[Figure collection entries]

=== Begin Enclosure ===

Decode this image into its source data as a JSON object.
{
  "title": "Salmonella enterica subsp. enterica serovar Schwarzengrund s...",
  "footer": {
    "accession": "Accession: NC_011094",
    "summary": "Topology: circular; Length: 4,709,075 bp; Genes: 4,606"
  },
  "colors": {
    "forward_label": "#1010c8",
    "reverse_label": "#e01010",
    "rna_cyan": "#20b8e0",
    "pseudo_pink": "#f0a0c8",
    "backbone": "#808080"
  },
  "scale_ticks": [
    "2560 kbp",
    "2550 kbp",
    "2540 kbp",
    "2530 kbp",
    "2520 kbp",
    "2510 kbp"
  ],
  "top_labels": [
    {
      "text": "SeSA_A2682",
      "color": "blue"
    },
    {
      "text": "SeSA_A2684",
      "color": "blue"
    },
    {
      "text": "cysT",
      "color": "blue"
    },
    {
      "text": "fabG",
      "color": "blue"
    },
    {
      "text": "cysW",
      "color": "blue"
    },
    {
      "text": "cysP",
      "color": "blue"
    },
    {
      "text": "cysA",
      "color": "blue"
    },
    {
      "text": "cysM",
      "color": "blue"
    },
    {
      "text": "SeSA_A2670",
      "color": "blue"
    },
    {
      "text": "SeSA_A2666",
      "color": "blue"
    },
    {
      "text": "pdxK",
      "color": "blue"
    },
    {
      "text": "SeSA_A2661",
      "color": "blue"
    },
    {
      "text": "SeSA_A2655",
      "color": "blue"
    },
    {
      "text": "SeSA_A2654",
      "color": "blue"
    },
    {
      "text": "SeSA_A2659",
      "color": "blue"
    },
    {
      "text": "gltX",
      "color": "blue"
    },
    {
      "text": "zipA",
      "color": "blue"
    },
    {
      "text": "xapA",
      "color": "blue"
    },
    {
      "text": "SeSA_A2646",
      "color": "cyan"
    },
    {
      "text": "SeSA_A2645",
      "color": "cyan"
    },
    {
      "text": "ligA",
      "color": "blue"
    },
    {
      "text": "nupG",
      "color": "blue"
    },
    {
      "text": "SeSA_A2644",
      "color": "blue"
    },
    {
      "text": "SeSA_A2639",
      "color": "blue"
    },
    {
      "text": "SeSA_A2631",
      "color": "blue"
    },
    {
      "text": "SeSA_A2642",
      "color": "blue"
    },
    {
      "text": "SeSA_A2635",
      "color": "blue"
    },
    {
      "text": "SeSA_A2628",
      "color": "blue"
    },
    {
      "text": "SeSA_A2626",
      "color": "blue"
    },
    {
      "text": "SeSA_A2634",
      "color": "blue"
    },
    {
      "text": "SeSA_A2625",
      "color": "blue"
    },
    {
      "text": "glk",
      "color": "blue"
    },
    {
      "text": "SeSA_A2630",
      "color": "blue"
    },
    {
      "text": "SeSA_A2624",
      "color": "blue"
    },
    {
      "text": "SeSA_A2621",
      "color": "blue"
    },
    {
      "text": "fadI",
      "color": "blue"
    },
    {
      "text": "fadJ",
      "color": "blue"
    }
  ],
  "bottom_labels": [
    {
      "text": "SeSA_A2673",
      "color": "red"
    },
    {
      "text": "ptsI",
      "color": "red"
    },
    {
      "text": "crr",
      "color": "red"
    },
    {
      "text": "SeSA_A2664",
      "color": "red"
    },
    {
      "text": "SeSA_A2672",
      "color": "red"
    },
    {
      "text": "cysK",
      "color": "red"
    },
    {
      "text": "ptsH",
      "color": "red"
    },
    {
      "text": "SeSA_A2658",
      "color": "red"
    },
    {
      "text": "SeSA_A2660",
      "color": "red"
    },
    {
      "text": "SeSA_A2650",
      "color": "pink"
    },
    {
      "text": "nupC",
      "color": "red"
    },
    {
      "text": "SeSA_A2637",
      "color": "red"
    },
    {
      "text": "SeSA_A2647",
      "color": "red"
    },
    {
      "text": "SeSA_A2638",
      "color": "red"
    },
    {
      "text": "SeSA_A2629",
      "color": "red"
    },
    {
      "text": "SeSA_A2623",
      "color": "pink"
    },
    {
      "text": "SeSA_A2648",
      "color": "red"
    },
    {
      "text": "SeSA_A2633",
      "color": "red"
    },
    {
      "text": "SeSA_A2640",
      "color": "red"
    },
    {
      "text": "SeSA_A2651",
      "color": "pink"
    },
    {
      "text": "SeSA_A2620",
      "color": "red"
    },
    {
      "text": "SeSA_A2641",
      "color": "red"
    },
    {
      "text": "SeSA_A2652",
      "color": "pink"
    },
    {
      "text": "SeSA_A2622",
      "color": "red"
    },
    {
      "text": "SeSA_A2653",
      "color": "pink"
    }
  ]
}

=== End Enclosure ===

The answer is every entry, repeated word for word.

## Response below
Decode this image into its source data as a JSON object.
{
  "title": "Salmonella enterica subsp. enterica serovar Schwarzengrund s...",
  "footer": {
    "accession": "Accession: NC_011094",
    "summary": "Topology: circular; Length: 4,709,075 bp; Genes: 4,606"
  },
  "colors": {
    "forward_label": "#1010c8",
    "reverse_label": "#e01010",
    "rna_cyan": "#20b8e0",
    "pseudo_pink": "#f0a0c8",
    "backbone": "#808080"
  },
  "scale_ticks": [
    "2560 kbp",
    "2550 kbp",
    "2540 kbp",
    "2530 kbp",
    "2520 kbp",
    "2510 kbp"
  ],
  "top_labels": [
    {
      "text": "SeSA_A2682",
      "color": "blue"
    },
    {
      "text": "SeSA_A2684",
      "color": "blue"
    },
    {
      "text": "cysT",
      "color": "blue"
    },
    {
      "text": "fabG",
      "color": "blue"
    },
    {
      "text": "cysW",
      "color": "blue"
    },
    {
      "text": "cysP",
      "color": "blue"
    },
    {
      "text": "cysA",
      "color": "blue"
    },
    {
      "text": "cysM",
      "color": "blue"
    },
    {
      "text": "SeSA_A2670",
      "color": "blue"
    },
    {
      "text": "SeSA_A2666",
      "color": "blue"
    },
    {
      "text": "pdxK",
      "color": "blue"
    },
    {
      "text": "SeSA_A2661",
      "color": "blue"
    },
    {
      "text": "SeSA_A2655",
      "color": "blue"
    },
    {
      "text": "SeSA_A2654",
      "color": "blue"
    },
    {
      "text": "SeSA_A2659",
      "color": "blue"
    },
    {
      "text": "gltX",
      "color": "blue"
    },
    {
      "text": "zipA",
      "color": "blue"
    },
    {
      "text": "xapA",
      "color": "blue"
    },
    {
      "text": "SeSA_A2646",
      "color": "cyan"
    },
    {
      "text": "SeSA_A2645",
      "color": "cyan"
    },
    {
      "text": "ligA",
      "color": "blue"
    },
    {
      "text": "nupG",
      "color": "blue"
    },
    {
      "text": "SeSA_A2644",
      "color": "blue"
    },
    {
      "text": "SeSA_A2639",
      "color": "blue"
    },
    {
      "text": "SeSA_A2631",
      "color": "blue"
    },
    {
      "text": "SeSA_A2642",
      "color": "blue"
    },
    {
      "text": "SeSA_A2635",
      "color": "blue"
    },
    {
      "text": "SeSA_A2628",
      "color": "blue"
    },
    {
      "text": "SeSA_A2626",
      "color": "blue"
    },
    {
      "text": "SeSA_A2634",
      "color": "blue"
    },
    {
      "text": "SeSA_A2625",
      "color": "blue"
    },
    {
      "text": "glk",
      "color": "blue"
    },
    {
      "text": "SeSA_A2630",
      "color": "blue"
    },
    {
      "text": "SeSA_A2624",
      "color": "blue"
    },
    {
      "text": "SeSA_A2621",
      "color": "blue"
    },
    {
      "text": "fadI",
      "color": "blue"
    },
    {
      "text": "fadJ",
      "color": "blue"
    }
  ],
  "bottom_labels": [
    {
      "text": "SeSA_A2673",
      "color": "red"
    },
    {
      "text": "ptsI",
      "color": "red"
    },
    {
      "text": "crr",
      "color": "red"
    },
    {
      "text": "SeSA_A2664",
      "color": "red"
    },
    {
      "text": "SeSA_A2672",
      "color": "red"
    },
    {
      "text": "cysK",
      "color": "red"
    },
    {
      "text": "ptsH",
      "color": "red"
    },
    {
      "text": "SeSA_A2658",
      "color": "red"
    },
    {
      "text": "SeSA_A2660",
      "color": "red"
    },
    {
      "text": "SeSA_A2650",
      "color": "pink"
    },
    {
      "text": "nupC",
      "color": "red"
    },
    {
      "text": "SeSA_A2637",
      "color": "red"
    },
    {
      "text": "SeSA_A2647",
      "color": "red"
    },
    {
      "text": "SeSA_A2638",
      "color": "red"
    },
    {
      "text": "SeSA_A2629",
      "color": "red"
    },
    {
      "text": "SeSA_A2623",
      "color": "pink"
    },
    {
      "text": "SeSA_A2648",
      "color": "red"
    },
    {
      "text": "SeSA_A2633",
      "color": "red"
    },
    {
      "text": "SeSA_A2640",
      "color": "red"
    },
    {
      "text": "SeSA_A2651",
      "color": "pink"
    },
    {
      "text": "SeSA_A2620",
      "color": "red"
    },
    {
      "text": "SeSA_A2641",
      "color": "red"
    },
    {
      "text": "SeSA_A2652",
      "color": "pink"
    },
    {
      "text": "SeSA_A2622",
      "color": "red"
    },
    {
      "text": "SeSA_A2653",
      "color": "pink"
    }
  ]
}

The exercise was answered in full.